*Problem statement*
Copy out every line that contains the word "color".

Data entries for graphics:
-=-=-=-=-
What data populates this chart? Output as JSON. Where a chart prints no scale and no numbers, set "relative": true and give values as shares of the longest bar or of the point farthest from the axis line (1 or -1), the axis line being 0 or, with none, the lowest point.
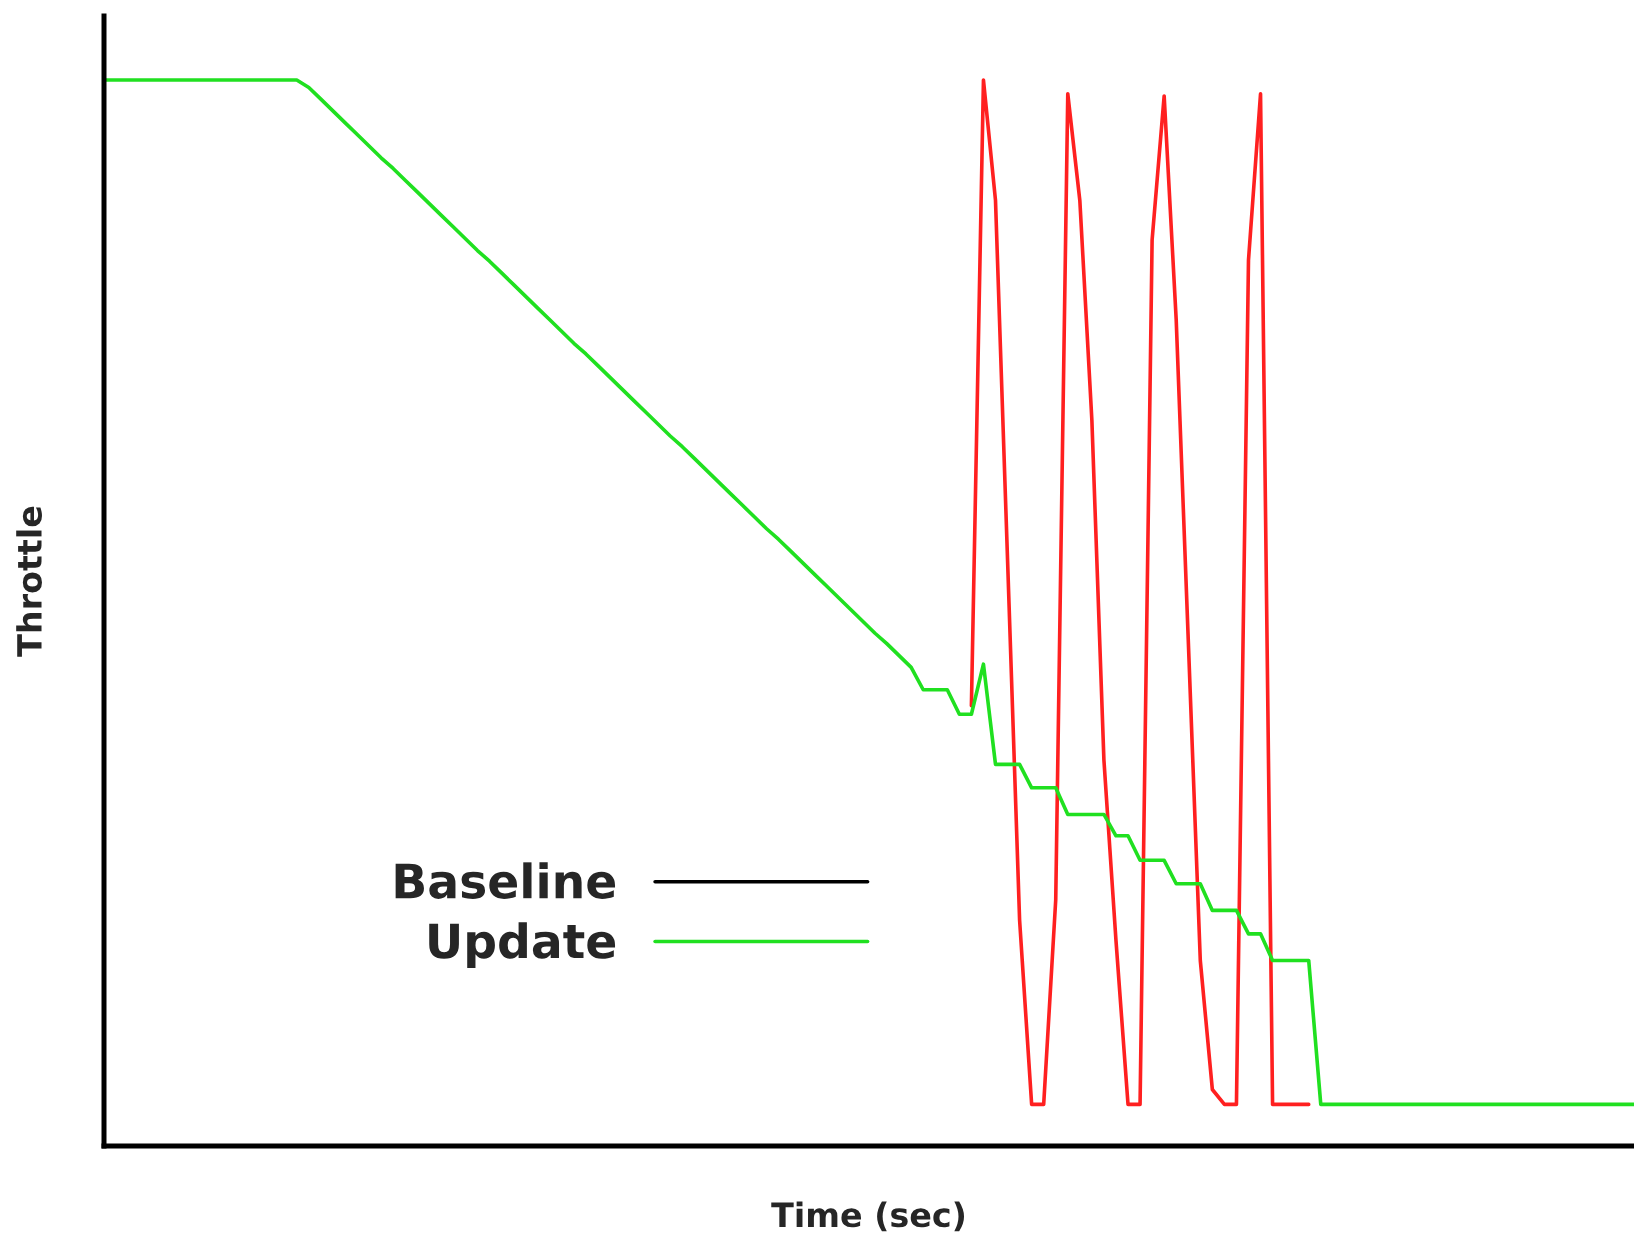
{
  "chart_data": {
    "type": "line",
    "relative": true,
    "xlabel": "Time (sec)",
    "ylabel": "Throttle",
    "legend": "bottom left",
    "tick_labels": false,
    "categories": [
      null,
      null,
      null,
      null,
      null,
      null,
      null,
      null,
      null,
      null,
      null,
      null,
      null,
      null,
      null,
      null,
      null,
      null,
      null,
      null,
      null,
      null,
      null,
      null,
      null,
      null,
      null,
      null,
      null,
      null,
      null,
      null,
      null,
      null,
      null,
      null,
      null,
      null,
      null,
      null,
      null,
      null,
      null,
      null,
      null,
      null,
      null,
      null,
      null,
      null,
      null,
      null,
      null,
      null,
      null,
      null,
      null,
      null,
      null,
      null,
      null,
      null,
      null,
      null,
      null,
      null,
      null,
      null,
      null,
      null,
      null,
      null,
      null,
      null,
      null,
      null,
      null,
      null,
      null,
      null,
      null,
      null,
      null,
      null,
      null,
      null,
      null,
      null,
      null,
      null,
      null,
      null,
      null,
      null,
      null,
      null,
      null,
      null,
      null,
      null,
      null,
      null,
      null,
      null,
      null,
      null,
      null,
      null,
      null,
      null,
      null,
      null,
      null,
      null,
      null,
      null,
      null,
      null,
      null,
      null,
      null,
      null,
      null,
      null,
      null,
      null,
      null,
      null
    ],
    "series": [
      {
        "name": "Baseline",
        "color": "#000000",
        "values": [
          null,
          null,
          null,
          null,
          null,
          null,
          null,
          null,
          null,
          null,
          null,
          null,
          null,
          null,
          null,
          null,
          null,
          null,
          null,
          null,
          null,
          null,
          null,
          null,
          null,
          null,
          null,
          null,
          null,
          null,
          null,
          null,
          null,
          null,
          null,
          null,
          null,
          null,
          null,
          null,
          null,
          null,
          null,
          null,
          null,
          null,
          null,
          null,
          null,
          null,
          null,
          null,
          null,
          null,
          null,
          null,
          null,
          null,
          null,
          null,
          null,
          null,
          null,
          null,
          null,
          null,
          null,
          null,
          null,
          null,
          null,
          null,
          null,
          null,
          null,
          null,
          null,
          null,
          null,
          null,
          null,
          null,
          null,
          null,
          null,
          null,
          null,
          null,
          null,
          null,
          null,
          null,
          null,
          null,
          null,
          null,
          null,
          null,
          null,
          null,
          null,
          null,
          null,
          null,
          null,
          null,
          null,
          null,
          null,
          null,
          null,
          null,
          null,
          null,
          null,
          null,
          null,
          null,
          null,
          null,
          null,
          null,
          null,
          null,
          null,
          null,
          null,
          null
        ]
      },
      {
        "color": "#ff2020",
        "values": [
          null,
          null,
          null,
          null,
          null,
          null,
          null,
          null,
          null,
          null,
          null,
          null,
          null,
          null,
          null,
          null,
          null,
          null,
          null,
          null,
          null,
          null,
          null,
          null,
          null,
          null,
          null,
          null,
          null,
          null,
          null,
          null,
          null,
          null,
          null,
          null,
          null,
          null,
          null,
          null,
          null,
          null,
          null,
          null,
          null,
          null,
          null,
          null,
          null,
          null,
          null,
          null,
          null,
          null,
          null,
          null,
          null,
          null,
          null,
          null,
          null,
          null,
          null,
          null,
          null,
          null,
          null,
          null,
          null,
          null,
          null,
          null,
          0.413,
          1.0,
          0.887,
          0.55,
          0.212,
          0.039,
          0.039,
          0.231,
          0.987,
          0.887,
          0.681,
          0.362,
          0.193,
          0.039,
          0.039,
          0.85,
          0.985,
          0.775,
          0.475,
          0.174,
          0.053,
          0.039,
          0.039,
          0.831,
          0.987,
          0.039,
          0.039,
          0.039,
          0.039,
          null,
          null,
          null,
          null,
          null,
          null,
          null,
          null,
          null,
          null,
          null,
          null,
          null,
          null,
          null,
          null,
          null,
          null,
          null,
          null,
          null,
          null,
          null,
          null,
          null,
          null,
          null
        ]
      },
      {
        "name": "Update",
        "color": "#20e020",
        "values": [
          1.0,
          1.0,
          1.0,
          1.0,
          1.0,
          1.0,
          1.0,
          1.0,
          1.0,
          1.0,
          1.0,
          1.0,
          1.0,
          1.0,
          1.0,
          1.0,
          1.0,
          0.993,
          0.982,
          0.971,
          0.96,
          0.949,
          0.938,
          0.927,
          0.917,
          0.906,
          0.895,
          0.884,
          0.873,
          0.862,
          0.851,
          0.84,
          0.83,
          0.819,
          0.808,
          0.797,
          0.786,
          0.775,
          0.764,
          0.753,
          0.743,
          0.732,
          0.721,
          0.71,
          0.699,
          0.688,
          0.677,
          0.666,
          0.656,
          0.645,
          0.634,
          0.623,
          0.612,
          0.601,
          0.59,
          0.579,
          0.569,
          0.558,
          0.547,
          0.536,
          0.525,
          0.514,
          0.503,
          0.492,
          0.481,
          0.471,
          0.46,
          0.449,
          0.428,
          0.428,
          0.428,
          0.405,
          0.405,
          0.452,
          0.358,
          0.358,
          0.358,
          0.336,
          0.336,
          0.336,
          0.311,
          0.311,
          0.311,
          0.311,
          0.291,
          0.291,
          0.268,
          0.268,
          0.268,
          0.246,
          0.246,
          0.246,
          0.221,
          0.221,
          0.221,
          0.199,
          0.199,
          0.174,
          0.174,
          0.174,
          0.174,
          0.039,
          0.039,
          0.039,
          0.039,
          0.039,
          0.039,
          0.039,
          0.039,
          0.039,
          0.039,
          0.039,
          0.039,
          0.039,
          0.039,
          0.039,
          0.039,
          0.039,
          0.039,
          0.039,
          0.039,
          0.039,
          0.039,
          0.039,
          0.039,
          0.039,
          0.039,
          0.039
        ]
      }
    ]
  }
}
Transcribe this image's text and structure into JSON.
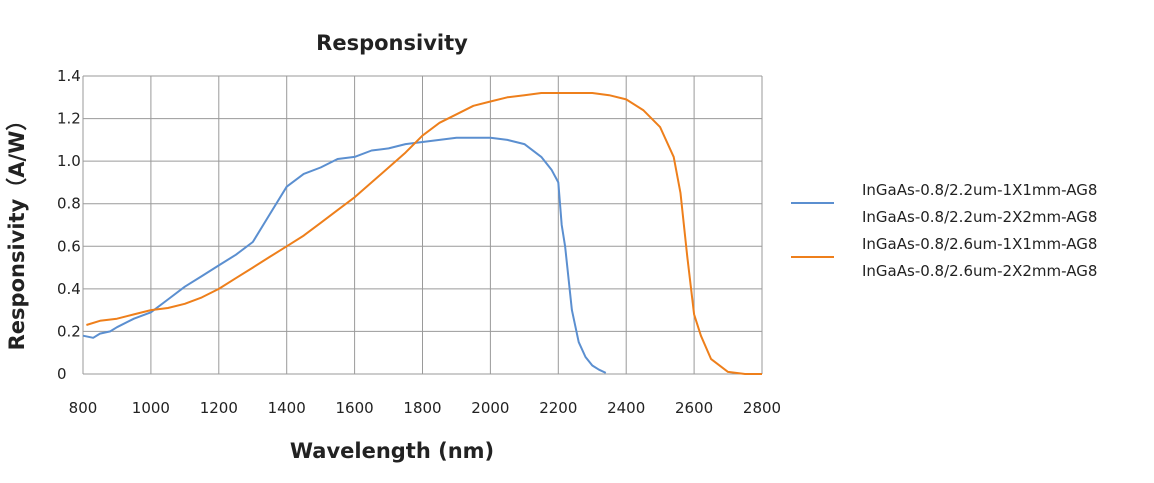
{
  "chart_data": {
    "type": "line",
    "title": "Responsivity",
    "xlabel": "Wavelength (nm)",
    "ylabel": "Responsivity（A/W）",
    "xlim": [
      800,
      2800
    ],
    "ylim": [
      0,
      1.4
    ],
    "xticks": [
      800,
      1000,
      1200,
      1400,
      1600,
      1800,
      2000,
      2200,
      2400,
      2600,
      2800
    ],
    "xtick_labels": [
      "800",
      "1000",
      "1200",
      "1400",
      "1600",
      "1800",
      "2000",
      "2200",
      "2400",
      "2600",
      "2800"
    ],
    "yticks": [
      0,
      0.2,
      0.4,
      0.6,
      0.8,
      1.0,
      1.2,
      1.4
    ],
    "ytick_labels": [
      "0",
      "0.2",
      "0.4",
      "0.6",
      "0.8",
      "1.0",
      "1.2",
      "1.4"
    ],
    "grid": true,
    "legend_position": "right",
    "series": [
      {
        "name": "InGaAs-0.8/2.2um-1X1mm-AG8\nInGaAs-0.8/2.2um-2X2mm-AG8",
        "legend_lines": [
          "InGaAs-0.8/2.2um-1X1mm-AG8",
          "InGaAs-0.8/2.2um-2X2mm-AG8"
        ],
        "color": "#5B8FD0",
        "x": [
          800,
          830,
          850,
          880,
          900,
          950,
          1000,
          1050,
          1100,
          1150,
          1200,
          1250,
          1300,
          1350,
          1400,
          1450,
          1500,
          1550,
          1600,
          1650,
          1700,
          1750,
          1800,
          1850,
          1900,
          1950,
          2000,
          2050,
          2100,
          2150,
          2180,
          2200,
          2210,
          2220,
          2240,
          2260,
          2280,
          2300,
          2320,
          2340
        ],
        "y": [
          0.18,
          0.17,
          0.19,
          0.2,
          0.22,
          0.26,
          0.29,
          0.35,
          0.41,
          0.46,
          0.51,
          0.56,
          0.62,
          0.75,
          0.88,
          0.94,
          0.97,
          1.01,
          1.02,
          1.05,
          1.06,
          1.08,
          1.09,
          1.1,
          1.11,
          1.11,
          1.11,
          1.1,
          1.08,
          1.02,
          0.96,
          0.9,
          0.7,
          0.6,
          0.3,
          0.15,
          0.08,
          0.04,
          0.02,
          0.005
        ]
      },
      {
        "name": "InGaAs-0.8/2.6um-1X1mm-AG8\nInGaAs-0.8/2.6um-2X2mm-AG8",
        "legend_lines": [
          "InGaAs-0.8/2.6um-1X1mm-AG8",
          "InGaAs-0.8/2.6um-2X2mm-AG8"
        ],
        "color": "#EE7F1B",
        "x": [
          810,
          850,
          900,
          950,
          1000,
          1050,
          1100,
          1150,
          1200,
          1250,
          1300,
          1350,
          1400,
          1450,
          1500,
          1550,
          1600,
          1650,
          1700,
          1750,
          1800,
          1850,
          1900,
          1950,
          2000,
          2050,
          2100,
          2150,
          2200,
          2250,
          2300,
          2350,
          2400,
          2450,
          2500,
          2540,
          2560,
          2580,
          2600,
          2620,
          2650,
          2700,
          2750,
          2800
        ],
        "y": [
          0.23,
          0.25,
          0.26,
          0.28,
          0.3,
          0.31,
          0.33,
          0.36,
          0.4,
          0.45,
          0.5,
          0.55,
          0.6,
          0.65,
          0.71,
          0.77,
          0.83,
          0.9,
          0.97,
          1.04,
          1.12,
          1.18,
          1.22,
          1.26,
          1.28,
          1.3,
          1.31,
          1.32,
          1.32,
          1.32,
          1.32,
          1.31,
          1.29,
          1.24,
          1.16,
          1.02,
          0.85,
          0.55,
          0.28,
          0.18,
          0.07,
          0.01,
          0.0,
          0.0
        ]
      }
    ]
  }
}
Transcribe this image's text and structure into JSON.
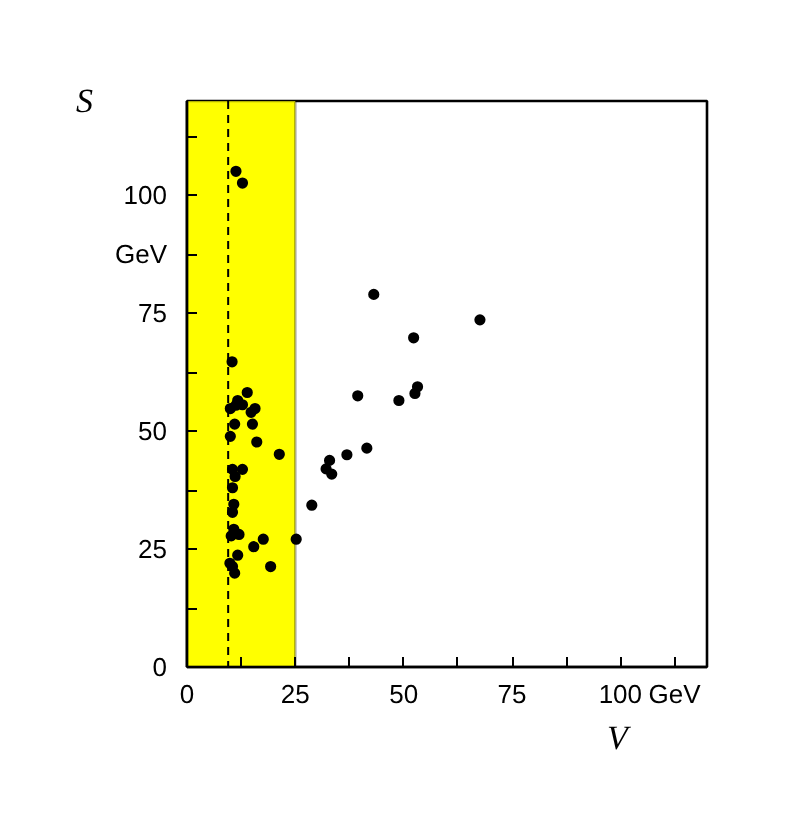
{
  "chart_data": {
    "type": "scatter",
    "xlabel": "V",
    "ylabel": "S",
    "x": [
      11.3,
      12.8,
      10.4,
      13.9,
      11.7,
      12.8,
      10.0,
      11.3,
      14.8,
      15.7,
      11.0,
      15.1,
      10.0,
      16.1,
      21.3,
      10.5,
      12.8,
      11.1,
      10.5,
      10.8,
      10.5,
      10.8,
      10.2,
      12.0,
      17.6,
      15.4,
      11.7,
      9.9,
      10.5,
      11.0,
      19.3,
      25.2,
      28.8,
      32.9,
      32.1,
      33.4,
      36.9,
      41.5,
      39.4,
      48.9,
      52.6,
      53.2,
      52.3,
      43.1,
      67.6
    ],
    "values": [
      105.1,
      102.6,
      64.7,
      58.2,
      56.5,
      55.6,
      54.8,
      55.5,
      54.0,
      54.8,
      51.5,
      51.5,
      48.9,
      47.7,
      45.1,
      41.9,
      41.9,
      40.4,
      38.0,
      34.5,
      32.8,
      29.2,
      27.8,
      28.1,
      27.1,
      25.5,
      23.7,
      22.0,
      21.3,
      19.9,
      21.3,
      27.1,
      34.3,
      43.8,
      42.0,
      40.9,
      45.0,
      46.4,
      57.5,
      56.5,
      58.0,
      59.4,
      69.8,
      79.0,
      73.6
    ],
    "color": "#000000",
    "marker": "circle",
    "grid": false,
    "xlim": [
      0,
      120
    ],
    "ylim": [
      0,
      120
    ],
    "xticks": [
      0,
      {
        "value": 12.5,
        "label": null
      },
      25,
      {
        "value": 37.5,
        "label": null
      },
      50,
      {
        "value": 62.5,
        "label": null
      },
      75,
      {
        "value": 87.5,
        "label": null
      },
      100,
      {
        "value": 112.5,
        "label": "GeV"
      }
    ],
    "yticks": [
      0,
      {
        "value": 12.5,
        "label": null
      },
      25,
      {
        "value": 37.5,
        "label": null
      },
      50,
      {
        "value": 62.5,
        "label": null
      },
      75,
      {
        "value": 87.5,
        "label": "GeV"
      },
      100,
      {
        "value": 112.5,
        "label": null
      }
    ],
    "bands": [
      {
        "axis": "x",
        "from": 0,
        "to": 25,
        "color": "#ffff00"
      }
    ],
    "ref_lines": [
      {
        "axis": "x",
        "value": 9.5,
        "color": "#000000",
        "line_style": "dashed"
      }
    ]
  }
}
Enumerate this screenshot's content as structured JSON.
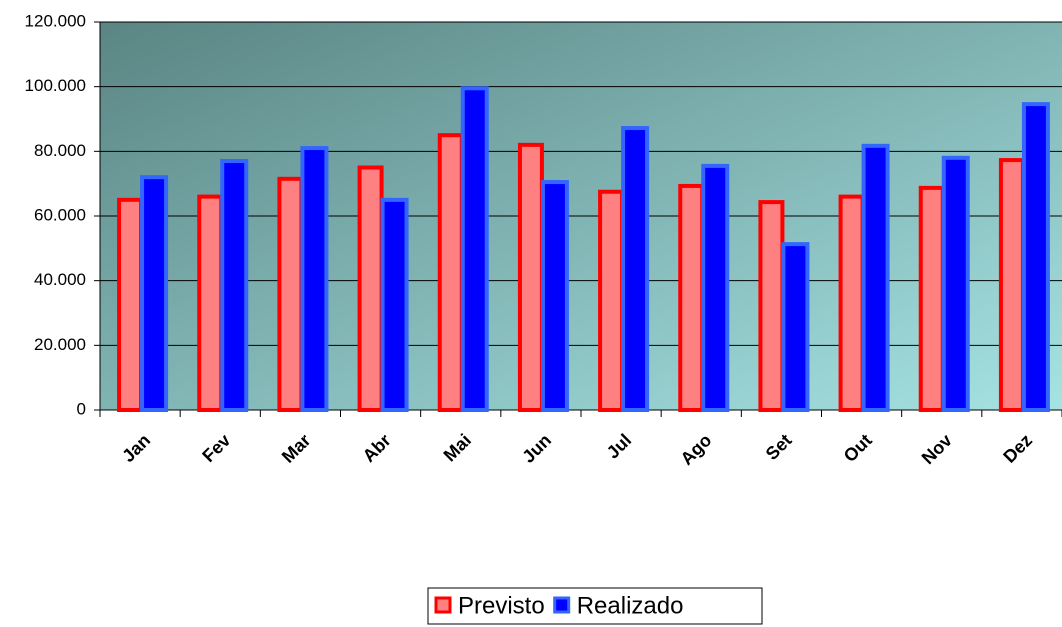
-=-=-=-=-
*Task output*
        "color": "#000000",
        "color": "#ff2020",
        "color": "#20e020",
        "color": "#5B8FD0",
        "color": "#EE7F1B",
    "color": "#000000",
        "color": "#ffff00"
        "color": "#000000",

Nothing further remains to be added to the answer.